MATERIAL FOR THIS TASK -
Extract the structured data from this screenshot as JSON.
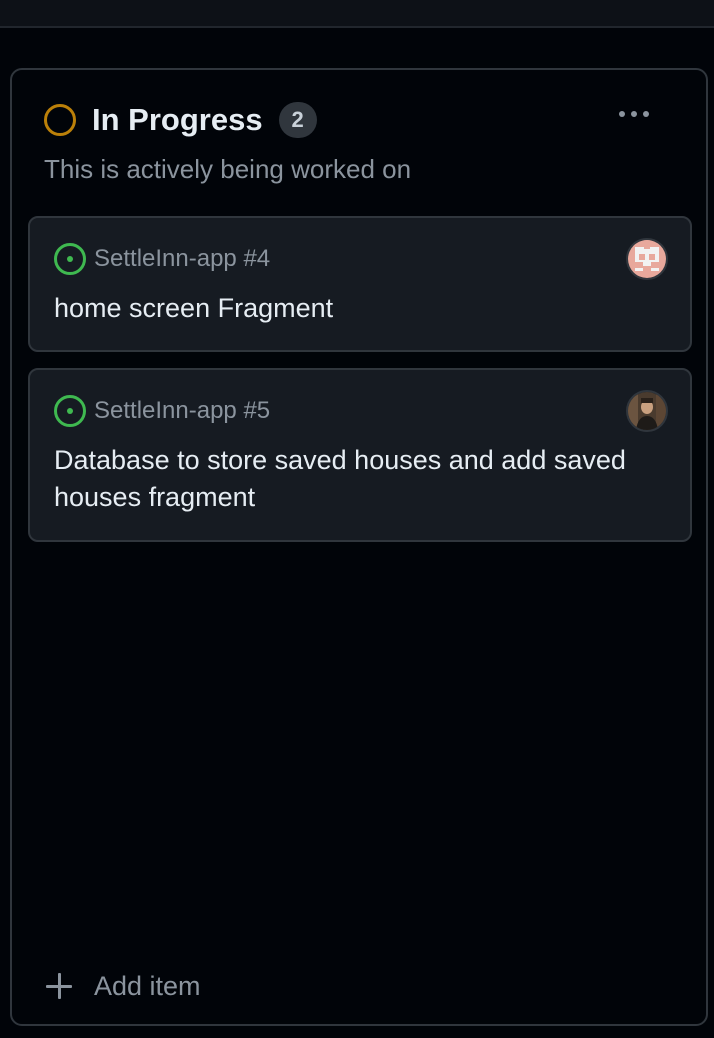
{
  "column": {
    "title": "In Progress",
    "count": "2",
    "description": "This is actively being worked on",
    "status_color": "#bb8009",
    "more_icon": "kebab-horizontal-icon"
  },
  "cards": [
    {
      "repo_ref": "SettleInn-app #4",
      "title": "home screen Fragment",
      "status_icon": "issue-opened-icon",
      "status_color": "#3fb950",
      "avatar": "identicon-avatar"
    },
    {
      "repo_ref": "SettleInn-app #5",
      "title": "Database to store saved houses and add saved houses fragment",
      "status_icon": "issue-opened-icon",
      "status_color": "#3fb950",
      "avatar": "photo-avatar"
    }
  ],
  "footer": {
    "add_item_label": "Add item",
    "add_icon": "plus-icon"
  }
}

WHAT IS BEING ASKED - Without the pictures, restate each entry exactly.

EXERCISE ANSWER -
Extract the structured data from this screenshot as JSON.
{
  "column": {
    "title": "In Progress",
    "count": "2",
    "description": "This is actively being worked on",
    "status_color": "#bb8009",
    "more_icon": "kebab-horizontal-icon"
  },
  "cards": [
    {
      "repo_ref": "SettleInn-app #4",
      "title": "home screen Fragment",
      "status_icon": "issue-opened-icon",
      "status_color": "#3fb950",
      "avatar": "identicon-avatar"
    },
    {
      "repo_ref": "SettleInn-app #5",
      "title": "Database to store saved houses and add saved houses fragment",
      "status_icon": "issue-opened-icon",
      "status_color": "#3fb950",
      "avatar": "photo-avatar"
    }
  ],
  "footer": {
    "add_item_label": "Add item",
    "add_icon": "plus-icon"
  }
}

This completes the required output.